**PROVIDED TEXT**:
Temporal difference learning seems so basic that brains ought to implement it reasonably accurately. Any idea why we might do the wrong thing in this case?

Temporal difference learning seems so basic that brains ought to implement it reasonably accurately.

I'm guessing that it has to do with the kinds of "things" that are linked to a later consequence. For example, we seem to be pretty good at avoiding or frequenting the kinds of places where we tend to have negative or positive experiences. And we're also good at linking physical items or concrete actions to their consequences - like in Roko's example about the bills:

For example, suppose that you started off in life with a wandering mind and were punished a few times for failing to respond to official letters. Your TDL algorithm began to propagate the pain back to the moment you looked at an official letter or bill. As a result, you would be less effective than average at responding, so you got punished a few more times. Henceforth, when you received a bill, you got the pain before you even opened it, and it laid unpaid on the mantelpiece until a Big Bad Red late payment notice with an $25 fine arrived. More negative conditioning. Now even thinking about a bill, form or letter invokes the flinch response, and your lizard brain has fully cut you out out.

But "not going to the store results in hunger the next morning" seems like a more abstract thing. The fact that it's the lack of an action, rather than the presence of one, seems particularly relevant. Neither the store nor the act of going there is something that's directly associated with getting hungry. If anything it's my earlier thought of possibly needing to go to the store... and I guess it's possible that to the extent that anything gets negatively reinforced, it's the act of me even considering it, since it's the only concrete action that my brain can directly link to the consequence!

**PARTS OF THE EXERCISE**:
**a)** Answer these questions using the post on temporal difference learning:
(i) In Roko's example, what were you punished a few times for failing to do?
(ii) According to the post, we seem pretty good at avoiding or frequenting what kinds of places?
(iii) Which statement, in quotation marks, does the post describe as a more abstract thing?
**b)** From the post on temporal difference learning, quote the passage from "For example, suppose" to "you out out.".

**GIVEN RECORDS**:

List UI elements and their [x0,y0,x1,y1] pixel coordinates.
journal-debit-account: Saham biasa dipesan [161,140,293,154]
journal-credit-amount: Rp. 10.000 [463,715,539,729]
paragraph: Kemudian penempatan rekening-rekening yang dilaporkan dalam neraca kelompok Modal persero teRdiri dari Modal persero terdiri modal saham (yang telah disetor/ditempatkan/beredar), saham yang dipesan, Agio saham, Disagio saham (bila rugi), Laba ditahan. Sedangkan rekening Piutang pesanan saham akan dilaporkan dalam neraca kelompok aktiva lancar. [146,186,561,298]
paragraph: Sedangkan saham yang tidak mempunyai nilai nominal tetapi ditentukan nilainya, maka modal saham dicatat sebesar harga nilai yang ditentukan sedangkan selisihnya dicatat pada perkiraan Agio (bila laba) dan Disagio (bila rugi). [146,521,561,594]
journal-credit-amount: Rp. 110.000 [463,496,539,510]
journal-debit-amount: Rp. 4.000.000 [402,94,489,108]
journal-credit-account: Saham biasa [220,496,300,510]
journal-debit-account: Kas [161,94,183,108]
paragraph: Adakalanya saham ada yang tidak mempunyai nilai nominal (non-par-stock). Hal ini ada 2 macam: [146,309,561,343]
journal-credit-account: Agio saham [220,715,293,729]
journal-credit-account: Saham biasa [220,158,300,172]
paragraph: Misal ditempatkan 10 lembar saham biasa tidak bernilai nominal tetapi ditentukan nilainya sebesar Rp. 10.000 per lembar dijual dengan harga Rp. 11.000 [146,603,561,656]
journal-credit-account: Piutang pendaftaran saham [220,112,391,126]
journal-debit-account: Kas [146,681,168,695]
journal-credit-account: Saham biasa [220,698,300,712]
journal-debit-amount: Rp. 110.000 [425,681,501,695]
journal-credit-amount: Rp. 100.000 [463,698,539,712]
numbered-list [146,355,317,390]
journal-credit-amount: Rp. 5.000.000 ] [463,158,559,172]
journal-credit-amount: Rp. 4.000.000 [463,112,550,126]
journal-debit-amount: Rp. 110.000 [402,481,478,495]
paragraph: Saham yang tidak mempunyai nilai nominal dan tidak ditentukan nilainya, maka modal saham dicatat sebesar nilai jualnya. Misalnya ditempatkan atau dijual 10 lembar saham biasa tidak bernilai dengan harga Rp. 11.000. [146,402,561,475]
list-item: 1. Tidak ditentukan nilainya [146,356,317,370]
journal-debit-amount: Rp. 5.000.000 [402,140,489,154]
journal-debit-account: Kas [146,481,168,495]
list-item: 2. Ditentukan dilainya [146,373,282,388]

**SOLVED PROBLEMS**:
**a)**
(i) Failing to respond to official letters.
(ii) The kinds of places where we tend to have negative or positive experiences.
(iii) "not going to the store results in hunger the next morning"

**b)**
For example, suppose that you started off in life with a wandering mind and were punished a few times for failing to respond to official letters. Your TDL algorithm began to propagate the pain back to the moment you looked at an official letter or bill. As a result, you would be less effective than average at responding, so you got punished a few more times. Henceforth, when you received a bill, you got the pain before you even opened it, and it laid unpaid on the mantelpiece until a Big Bad Red late payment notice with an $25 fine arrived. More negative conditioning. Now even thinking about a bill, form or letter invokes the flinch response, and your lizard brain has fully cut you out out.